===== Data to use =====

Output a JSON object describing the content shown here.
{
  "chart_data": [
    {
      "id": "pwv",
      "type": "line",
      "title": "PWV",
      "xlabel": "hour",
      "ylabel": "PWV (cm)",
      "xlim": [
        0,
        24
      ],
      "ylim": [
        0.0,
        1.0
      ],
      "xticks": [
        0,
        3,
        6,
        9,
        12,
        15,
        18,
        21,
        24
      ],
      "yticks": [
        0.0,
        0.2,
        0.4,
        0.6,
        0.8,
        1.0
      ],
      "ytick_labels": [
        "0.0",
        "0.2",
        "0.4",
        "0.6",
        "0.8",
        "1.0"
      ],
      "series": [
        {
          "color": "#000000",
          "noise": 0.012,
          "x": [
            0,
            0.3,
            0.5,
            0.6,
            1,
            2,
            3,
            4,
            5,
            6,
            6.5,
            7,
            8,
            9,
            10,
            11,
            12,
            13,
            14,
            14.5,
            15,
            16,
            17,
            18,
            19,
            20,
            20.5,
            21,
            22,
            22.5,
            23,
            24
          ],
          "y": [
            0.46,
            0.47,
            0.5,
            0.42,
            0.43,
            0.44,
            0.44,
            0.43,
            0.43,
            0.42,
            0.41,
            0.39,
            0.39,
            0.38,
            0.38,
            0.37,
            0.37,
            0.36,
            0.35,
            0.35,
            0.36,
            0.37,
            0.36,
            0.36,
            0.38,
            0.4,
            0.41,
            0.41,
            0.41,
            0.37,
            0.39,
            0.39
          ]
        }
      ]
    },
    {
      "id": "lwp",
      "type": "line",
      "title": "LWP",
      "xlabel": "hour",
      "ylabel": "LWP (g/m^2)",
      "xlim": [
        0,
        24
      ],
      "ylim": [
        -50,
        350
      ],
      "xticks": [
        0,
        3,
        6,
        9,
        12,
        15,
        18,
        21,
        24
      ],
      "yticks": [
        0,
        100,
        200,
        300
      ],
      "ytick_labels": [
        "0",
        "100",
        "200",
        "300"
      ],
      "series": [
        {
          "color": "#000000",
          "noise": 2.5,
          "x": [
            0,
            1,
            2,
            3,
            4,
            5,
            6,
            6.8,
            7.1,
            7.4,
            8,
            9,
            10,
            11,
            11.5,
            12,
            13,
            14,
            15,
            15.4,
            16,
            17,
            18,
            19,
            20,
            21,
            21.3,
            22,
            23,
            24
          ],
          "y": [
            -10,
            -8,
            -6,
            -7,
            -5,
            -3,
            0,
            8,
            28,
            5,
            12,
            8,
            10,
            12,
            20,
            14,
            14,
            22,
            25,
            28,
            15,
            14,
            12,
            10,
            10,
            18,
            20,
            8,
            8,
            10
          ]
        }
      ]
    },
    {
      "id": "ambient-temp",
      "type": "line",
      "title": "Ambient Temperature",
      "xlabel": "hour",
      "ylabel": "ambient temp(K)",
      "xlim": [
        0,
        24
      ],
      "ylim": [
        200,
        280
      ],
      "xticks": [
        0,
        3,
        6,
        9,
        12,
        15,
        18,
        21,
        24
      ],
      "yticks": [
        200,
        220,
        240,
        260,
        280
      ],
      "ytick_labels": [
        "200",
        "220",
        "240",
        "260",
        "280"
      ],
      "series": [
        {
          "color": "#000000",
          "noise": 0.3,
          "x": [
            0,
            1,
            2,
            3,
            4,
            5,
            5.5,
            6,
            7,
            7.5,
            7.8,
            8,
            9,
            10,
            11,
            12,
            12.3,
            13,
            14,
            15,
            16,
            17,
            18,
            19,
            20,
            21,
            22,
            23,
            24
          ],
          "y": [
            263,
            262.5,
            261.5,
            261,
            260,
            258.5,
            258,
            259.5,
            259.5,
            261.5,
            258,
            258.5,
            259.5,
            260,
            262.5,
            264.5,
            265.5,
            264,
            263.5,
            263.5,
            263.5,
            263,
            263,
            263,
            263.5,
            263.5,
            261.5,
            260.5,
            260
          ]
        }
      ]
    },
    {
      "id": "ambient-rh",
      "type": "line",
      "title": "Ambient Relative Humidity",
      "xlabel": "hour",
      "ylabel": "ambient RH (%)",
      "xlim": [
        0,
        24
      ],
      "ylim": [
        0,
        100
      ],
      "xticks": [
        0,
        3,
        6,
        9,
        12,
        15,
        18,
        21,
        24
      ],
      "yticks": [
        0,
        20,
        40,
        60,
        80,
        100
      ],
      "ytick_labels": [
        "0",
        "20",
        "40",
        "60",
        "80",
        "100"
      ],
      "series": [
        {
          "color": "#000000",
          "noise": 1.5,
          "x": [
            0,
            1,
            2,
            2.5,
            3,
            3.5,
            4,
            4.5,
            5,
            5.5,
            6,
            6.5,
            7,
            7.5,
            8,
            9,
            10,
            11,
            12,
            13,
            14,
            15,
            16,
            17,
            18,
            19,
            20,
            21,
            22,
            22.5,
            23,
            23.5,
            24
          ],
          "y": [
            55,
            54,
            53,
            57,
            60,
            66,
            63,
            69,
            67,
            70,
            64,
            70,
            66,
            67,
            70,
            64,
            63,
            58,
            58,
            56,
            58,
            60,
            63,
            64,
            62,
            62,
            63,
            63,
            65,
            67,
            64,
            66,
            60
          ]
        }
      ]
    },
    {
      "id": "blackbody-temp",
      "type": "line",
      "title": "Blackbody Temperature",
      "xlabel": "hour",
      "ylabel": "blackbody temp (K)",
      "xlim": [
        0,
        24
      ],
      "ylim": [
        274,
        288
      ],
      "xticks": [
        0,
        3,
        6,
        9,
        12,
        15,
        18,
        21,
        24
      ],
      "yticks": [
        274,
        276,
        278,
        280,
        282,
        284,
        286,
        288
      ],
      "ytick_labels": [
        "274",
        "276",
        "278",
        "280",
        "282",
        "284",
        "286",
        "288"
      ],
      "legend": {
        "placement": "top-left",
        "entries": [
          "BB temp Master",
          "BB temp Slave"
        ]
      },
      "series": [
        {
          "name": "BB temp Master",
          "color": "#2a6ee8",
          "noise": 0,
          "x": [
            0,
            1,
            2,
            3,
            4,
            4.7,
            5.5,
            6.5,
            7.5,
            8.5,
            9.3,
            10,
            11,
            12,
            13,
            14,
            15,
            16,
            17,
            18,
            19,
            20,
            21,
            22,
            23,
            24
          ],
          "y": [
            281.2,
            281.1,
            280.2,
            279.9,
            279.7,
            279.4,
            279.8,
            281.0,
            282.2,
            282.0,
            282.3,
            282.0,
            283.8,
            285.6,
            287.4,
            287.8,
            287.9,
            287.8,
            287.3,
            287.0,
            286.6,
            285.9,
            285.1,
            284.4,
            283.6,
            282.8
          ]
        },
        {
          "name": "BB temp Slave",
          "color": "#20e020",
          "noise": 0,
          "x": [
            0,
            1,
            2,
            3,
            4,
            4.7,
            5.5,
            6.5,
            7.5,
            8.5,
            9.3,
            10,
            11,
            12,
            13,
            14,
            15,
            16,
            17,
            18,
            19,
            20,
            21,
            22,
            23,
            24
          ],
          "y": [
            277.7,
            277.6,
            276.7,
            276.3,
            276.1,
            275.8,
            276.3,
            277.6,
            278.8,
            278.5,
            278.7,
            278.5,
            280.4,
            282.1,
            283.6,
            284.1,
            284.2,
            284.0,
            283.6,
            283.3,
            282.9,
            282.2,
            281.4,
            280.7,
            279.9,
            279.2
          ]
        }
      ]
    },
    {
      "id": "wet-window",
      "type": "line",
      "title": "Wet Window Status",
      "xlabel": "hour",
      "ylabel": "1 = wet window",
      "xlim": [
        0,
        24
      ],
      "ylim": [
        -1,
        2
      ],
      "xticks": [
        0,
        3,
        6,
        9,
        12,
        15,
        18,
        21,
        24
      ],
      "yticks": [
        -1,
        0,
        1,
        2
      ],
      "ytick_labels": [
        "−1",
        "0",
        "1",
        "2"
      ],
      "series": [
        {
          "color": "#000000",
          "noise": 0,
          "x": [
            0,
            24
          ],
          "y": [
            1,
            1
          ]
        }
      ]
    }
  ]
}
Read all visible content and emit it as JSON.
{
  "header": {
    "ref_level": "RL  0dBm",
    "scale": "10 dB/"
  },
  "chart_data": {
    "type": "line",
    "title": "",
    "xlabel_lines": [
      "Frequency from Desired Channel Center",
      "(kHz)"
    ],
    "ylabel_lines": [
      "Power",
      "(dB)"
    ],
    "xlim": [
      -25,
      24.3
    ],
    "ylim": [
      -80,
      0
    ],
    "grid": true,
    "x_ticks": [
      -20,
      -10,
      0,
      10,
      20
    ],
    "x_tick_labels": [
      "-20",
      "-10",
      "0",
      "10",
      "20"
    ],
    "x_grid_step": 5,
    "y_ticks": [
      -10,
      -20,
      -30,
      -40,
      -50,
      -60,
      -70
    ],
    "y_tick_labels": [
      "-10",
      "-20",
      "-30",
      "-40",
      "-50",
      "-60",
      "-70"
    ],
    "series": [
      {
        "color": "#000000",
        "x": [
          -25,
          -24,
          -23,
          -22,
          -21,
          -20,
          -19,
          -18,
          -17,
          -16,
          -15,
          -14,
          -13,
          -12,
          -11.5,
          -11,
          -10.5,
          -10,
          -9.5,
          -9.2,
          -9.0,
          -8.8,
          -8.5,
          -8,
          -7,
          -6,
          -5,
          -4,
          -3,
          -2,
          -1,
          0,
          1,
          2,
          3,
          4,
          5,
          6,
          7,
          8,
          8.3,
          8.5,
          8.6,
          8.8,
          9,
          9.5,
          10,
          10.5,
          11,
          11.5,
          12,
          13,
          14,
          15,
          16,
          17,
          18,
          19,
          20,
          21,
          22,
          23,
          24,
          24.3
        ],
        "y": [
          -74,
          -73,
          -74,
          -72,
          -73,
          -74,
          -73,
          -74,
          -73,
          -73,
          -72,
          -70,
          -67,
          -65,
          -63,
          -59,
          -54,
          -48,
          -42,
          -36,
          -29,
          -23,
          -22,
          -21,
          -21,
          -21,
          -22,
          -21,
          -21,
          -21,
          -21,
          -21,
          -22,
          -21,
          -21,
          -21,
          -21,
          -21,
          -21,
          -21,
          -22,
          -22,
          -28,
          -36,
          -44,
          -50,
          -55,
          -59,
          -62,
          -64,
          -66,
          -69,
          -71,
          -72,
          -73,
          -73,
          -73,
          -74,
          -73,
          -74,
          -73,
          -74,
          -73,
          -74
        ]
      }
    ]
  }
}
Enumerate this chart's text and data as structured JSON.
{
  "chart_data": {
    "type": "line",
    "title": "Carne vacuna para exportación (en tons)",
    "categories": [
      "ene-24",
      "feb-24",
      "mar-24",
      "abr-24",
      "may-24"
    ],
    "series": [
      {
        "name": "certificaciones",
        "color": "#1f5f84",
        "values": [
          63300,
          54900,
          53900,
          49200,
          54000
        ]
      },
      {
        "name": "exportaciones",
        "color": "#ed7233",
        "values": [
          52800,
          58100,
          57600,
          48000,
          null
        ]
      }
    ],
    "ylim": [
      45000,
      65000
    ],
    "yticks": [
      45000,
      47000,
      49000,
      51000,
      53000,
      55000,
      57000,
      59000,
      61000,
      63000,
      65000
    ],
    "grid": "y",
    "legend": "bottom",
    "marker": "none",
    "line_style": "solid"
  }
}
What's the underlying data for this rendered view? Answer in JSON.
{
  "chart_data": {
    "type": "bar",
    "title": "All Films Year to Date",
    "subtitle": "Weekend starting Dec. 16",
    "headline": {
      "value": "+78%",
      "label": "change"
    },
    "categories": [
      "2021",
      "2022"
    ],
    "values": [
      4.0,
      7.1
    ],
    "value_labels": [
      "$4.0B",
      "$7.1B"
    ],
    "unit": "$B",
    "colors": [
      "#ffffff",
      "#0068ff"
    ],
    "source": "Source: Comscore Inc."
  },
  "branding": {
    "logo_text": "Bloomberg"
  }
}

=====

Goal. Pick out each line above that includes "Temperature" and show it.

Correct answer.
      "title": "Ambient Temperature",
      "title": "Blackbody Temperature",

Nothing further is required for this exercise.